Quote every line of the data below as it stands, omitting pictures.

Data entries for graphics:
· · · ·

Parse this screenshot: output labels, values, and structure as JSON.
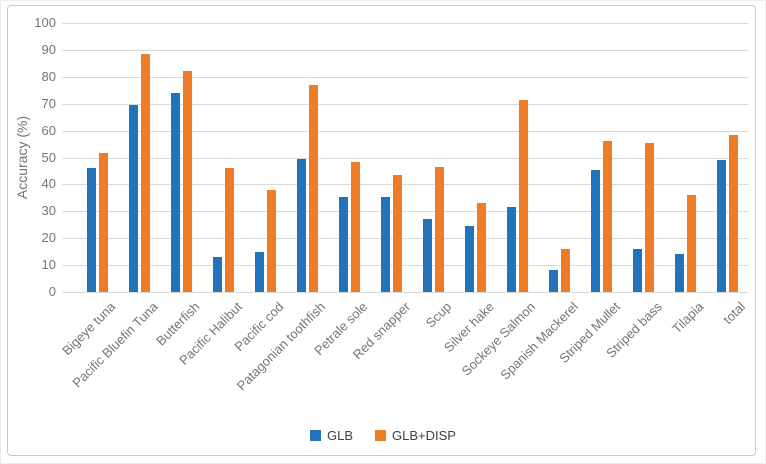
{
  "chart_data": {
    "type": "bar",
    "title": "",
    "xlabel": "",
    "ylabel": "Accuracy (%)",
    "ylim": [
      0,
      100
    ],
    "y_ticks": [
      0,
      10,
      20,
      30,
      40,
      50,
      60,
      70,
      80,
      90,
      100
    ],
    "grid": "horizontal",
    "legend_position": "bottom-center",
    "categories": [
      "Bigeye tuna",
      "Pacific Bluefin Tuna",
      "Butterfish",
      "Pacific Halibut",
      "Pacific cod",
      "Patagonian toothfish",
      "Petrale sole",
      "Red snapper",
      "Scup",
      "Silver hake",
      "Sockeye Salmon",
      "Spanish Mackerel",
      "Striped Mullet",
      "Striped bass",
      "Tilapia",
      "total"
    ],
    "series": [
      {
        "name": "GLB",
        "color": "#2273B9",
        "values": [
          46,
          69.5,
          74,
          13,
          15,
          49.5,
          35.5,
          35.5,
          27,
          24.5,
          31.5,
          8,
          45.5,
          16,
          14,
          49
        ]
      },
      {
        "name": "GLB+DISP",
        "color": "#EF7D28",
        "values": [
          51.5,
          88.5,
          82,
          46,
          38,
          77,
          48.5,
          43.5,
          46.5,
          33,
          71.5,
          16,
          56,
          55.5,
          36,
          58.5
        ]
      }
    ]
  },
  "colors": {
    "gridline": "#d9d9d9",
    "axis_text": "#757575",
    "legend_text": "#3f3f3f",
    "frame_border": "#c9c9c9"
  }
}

· · · ·

THE RESULT:
Parse this screenshot: output labels, values, and structure as JSON.
{
  "chart_data": {
    "type": "bar",
    "title": "",
    "xlabel": "",
    "ylabel": "Accuracy (%)",
    "ylim": [
      0,
      100
    ],
    "y_ticks": [
      0,
      10,
      20,
      30,
      40,
      50,
      60,
      70,
      80,
      90,
      100
    ],
    "grid": "horizontal",
    "legend_position": "bottom-center",
    "categories": [
      "Bigeye tuna",
      "Pacific Bluefin Tuna",
      "Butterfish",
      "Pacific Halibut",
      "Pacific cod",
      "Patagonian toothfish",
      "Petrale sole",
      "Red snapper",
      "Scup",
      "Silver hake",
      "Sockeye Salmon",
      "Spanish Mackerel",
      "Striped Mullet",
      "Striped bass",
      "Tilapia",
      "total"
    ],
    "series": [
      {
        "name": "GLB",
        "color": "#2273B9",
        "values": [
          46,
          69.5,
          74,
          13,
          15,
          49.5,
          35.5,
          35.5,
          27,
          24.5,
          31.5,
          8,
          45.5,
          16,
          14,
          49
        ]
      },
      {
        "name": "GLB+DISP",
        "color": "#EF7D28",
        "values": [
          51.5,
          88.5,
          82,
          46,
          38,
          77,
          48.5,
          43.5,
          46.5,
          33,
          71.5,
          16,
          56,
          55.5,
          36,
          58.5
        ]
      }
    ]
  },
  "colors": {
    "gridline": "#d9d9d9",
    "axis_text": "#757575",
    "legend_text": "#3f3f3f",
    "frame_border": "#c9c9c9"
  }
}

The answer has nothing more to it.